* Start *

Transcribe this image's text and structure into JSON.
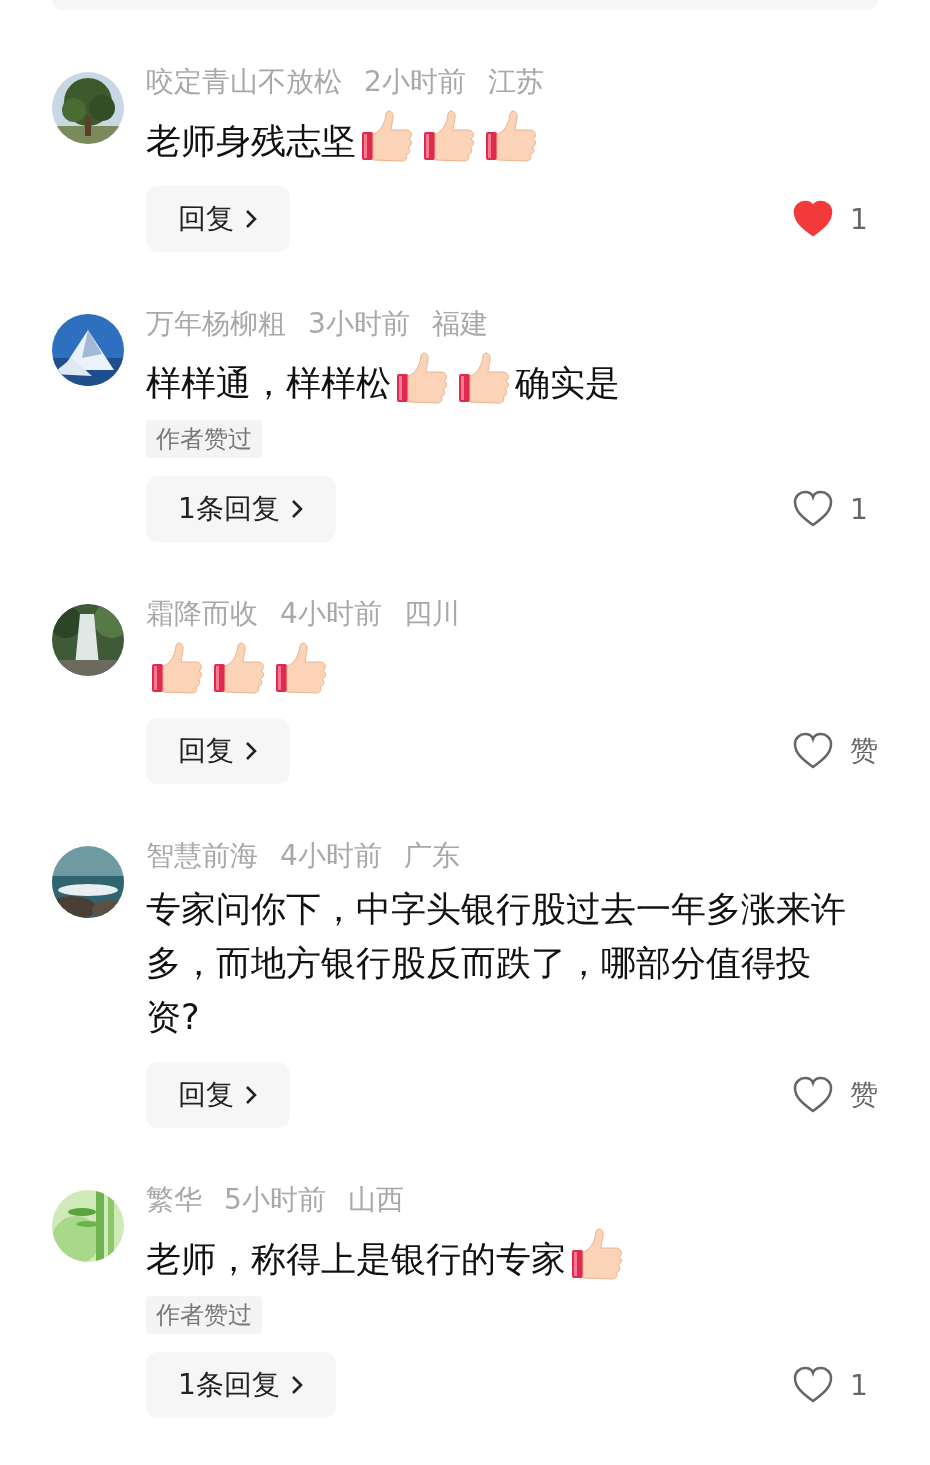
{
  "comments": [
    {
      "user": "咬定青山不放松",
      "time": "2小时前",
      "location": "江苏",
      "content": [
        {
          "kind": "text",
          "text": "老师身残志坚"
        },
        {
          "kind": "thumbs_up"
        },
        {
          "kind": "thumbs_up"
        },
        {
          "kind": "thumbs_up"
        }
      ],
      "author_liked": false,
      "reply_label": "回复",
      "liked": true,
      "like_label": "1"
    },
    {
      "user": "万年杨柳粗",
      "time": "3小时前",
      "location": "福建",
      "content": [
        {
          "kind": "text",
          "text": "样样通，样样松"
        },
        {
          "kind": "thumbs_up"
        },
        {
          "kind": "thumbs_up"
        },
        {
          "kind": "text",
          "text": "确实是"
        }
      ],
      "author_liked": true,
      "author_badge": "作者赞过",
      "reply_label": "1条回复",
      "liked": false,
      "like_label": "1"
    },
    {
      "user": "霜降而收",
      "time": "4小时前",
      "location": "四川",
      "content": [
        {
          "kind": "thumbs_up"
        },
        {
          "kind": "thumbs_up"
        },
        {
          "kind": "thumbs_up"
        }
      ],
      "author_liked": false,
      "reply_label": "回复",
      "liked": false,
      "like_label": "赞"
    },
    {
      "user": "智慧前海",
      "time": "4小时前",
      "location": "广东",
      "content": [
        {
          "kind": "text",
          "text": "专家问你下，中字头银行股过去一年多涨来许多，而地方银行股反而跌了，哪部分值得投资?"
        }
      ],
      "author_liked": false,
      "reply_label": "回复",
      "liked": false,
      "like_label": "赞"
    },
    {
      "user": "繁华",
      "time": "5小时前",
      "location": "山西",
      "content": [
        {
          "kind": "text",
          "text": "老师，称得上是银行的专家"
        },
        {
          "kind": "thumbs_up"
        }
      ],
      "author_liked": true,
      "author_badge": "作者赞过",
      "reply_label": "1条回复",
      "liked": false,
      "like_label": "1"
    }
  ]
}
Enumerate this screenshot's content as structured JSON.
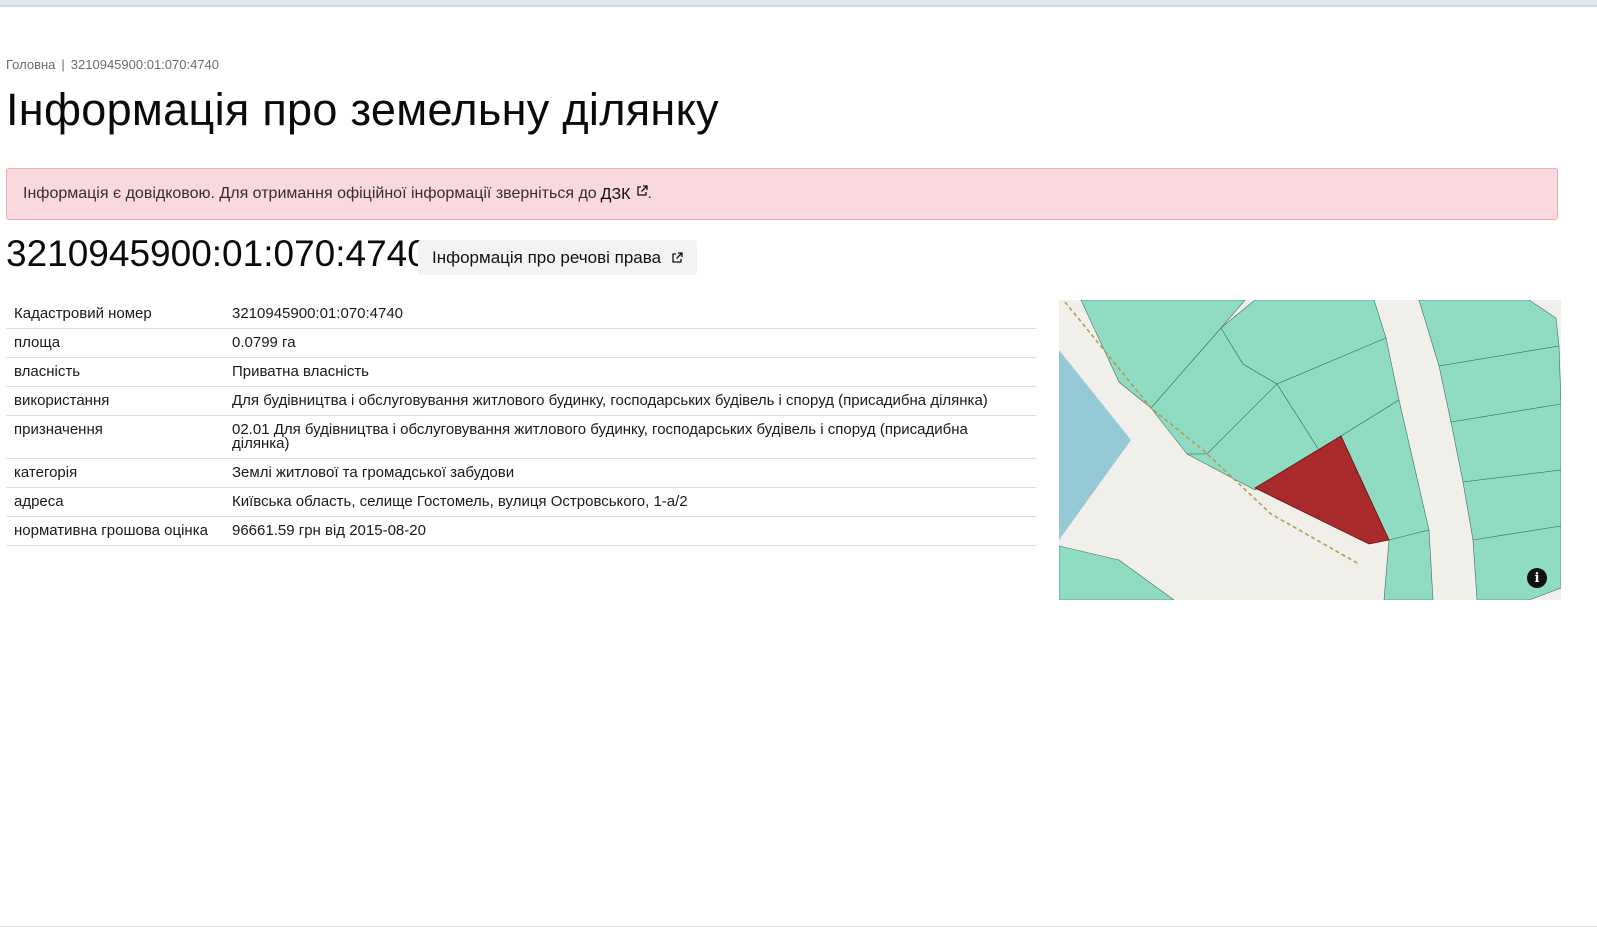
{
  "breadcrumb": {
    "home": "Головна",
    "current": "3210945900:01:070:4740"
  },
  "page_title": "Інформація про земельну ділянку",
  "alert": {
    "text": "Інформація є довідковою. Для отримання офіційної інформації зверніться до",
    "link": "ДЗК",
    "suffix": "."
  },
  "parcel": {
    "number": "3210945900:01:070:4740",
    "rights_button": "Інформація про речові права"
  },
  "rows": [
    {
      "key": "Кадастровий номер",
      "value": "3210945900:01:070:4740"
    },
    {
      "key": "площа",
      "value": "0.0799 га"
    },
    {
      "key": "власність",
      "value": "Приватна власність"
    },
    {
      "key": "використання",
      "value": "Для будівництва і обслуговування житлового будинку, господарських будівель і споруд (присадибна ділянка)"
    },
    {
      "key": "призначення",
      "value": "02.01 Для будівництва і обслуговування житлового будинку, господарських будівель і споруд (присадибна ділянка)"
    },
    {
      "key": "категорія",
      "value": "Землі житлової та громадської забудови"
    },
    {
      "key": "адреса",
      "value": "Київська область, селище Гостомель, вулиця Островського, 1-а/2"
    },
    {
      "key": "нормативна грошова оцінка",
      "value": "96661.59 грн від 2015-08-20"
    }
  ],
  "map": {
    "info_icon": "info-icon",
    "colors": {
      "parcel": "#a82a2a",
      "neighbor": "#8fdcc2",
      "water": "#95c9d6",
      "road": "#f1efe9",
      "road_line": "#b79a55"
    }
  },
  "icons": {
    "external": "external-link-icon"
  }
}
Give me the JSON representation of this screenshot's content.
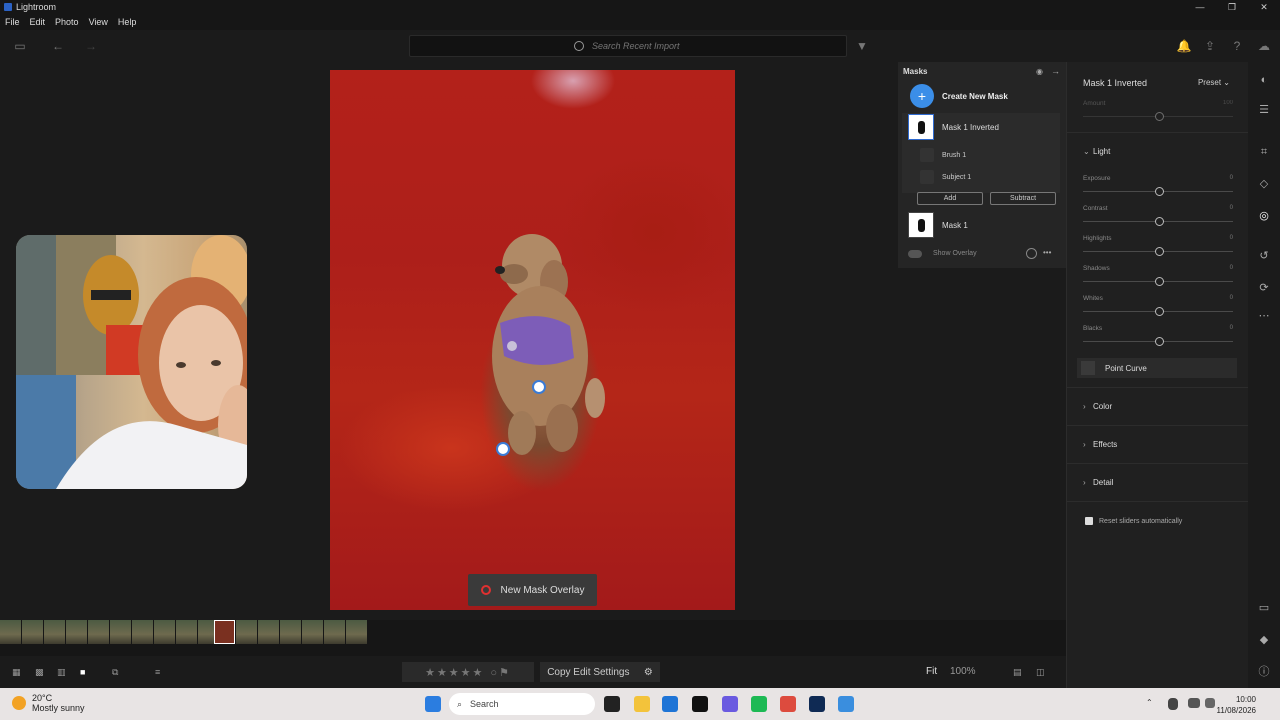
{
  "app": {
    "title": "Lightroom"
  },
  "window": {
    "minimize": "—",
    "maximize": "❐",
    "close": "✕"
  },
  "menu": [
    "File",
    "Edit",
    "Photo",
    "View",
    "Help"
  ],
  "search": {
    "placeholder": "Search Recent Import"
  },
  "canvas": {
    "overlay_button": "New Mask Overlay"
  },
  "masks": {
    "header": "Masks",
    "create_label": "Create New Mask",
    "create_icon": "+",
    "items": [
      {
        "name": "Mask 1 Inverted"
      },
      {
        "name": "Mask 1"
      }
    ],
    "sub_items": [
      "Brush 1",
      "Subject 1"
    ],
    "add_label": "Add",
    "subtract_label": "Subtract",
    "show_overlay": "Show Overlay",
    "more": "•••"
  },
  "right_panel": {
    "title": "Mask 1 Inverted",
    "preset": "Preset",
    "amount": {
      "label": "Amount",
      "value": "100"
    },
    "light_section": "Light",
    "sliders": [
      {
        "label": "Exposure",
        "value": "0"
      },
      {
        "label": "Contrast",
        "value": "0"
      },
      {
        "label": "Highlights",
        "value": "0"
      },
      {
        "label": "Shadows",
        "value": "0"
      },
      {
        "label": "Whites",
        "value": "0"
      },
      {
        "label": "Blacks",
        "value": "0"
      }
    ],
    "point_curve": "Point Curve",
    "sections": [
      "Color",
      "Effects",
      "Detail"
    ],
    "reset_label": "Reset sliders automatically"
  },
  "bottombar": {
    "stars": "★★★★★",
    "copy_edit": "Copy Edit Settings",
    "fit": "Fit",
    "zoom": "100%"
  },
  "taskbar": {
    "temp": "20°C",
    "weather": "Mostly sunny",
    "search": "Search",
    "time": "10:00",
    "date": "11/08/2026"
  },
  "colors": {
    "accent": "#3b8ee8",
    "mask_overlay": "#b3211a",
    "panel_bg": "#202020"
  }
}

* End *

▸ Your instructions: Scan the entries above for the word "Інформація" and collect each line holding it.

▸ Correct result:
  "page_title": "Інформація про земельну ділянку",
    "text": "Інформація є довідковою. Для отримання офіційної інформації зверніться до",
    "rights_button": "Інформація про речові права"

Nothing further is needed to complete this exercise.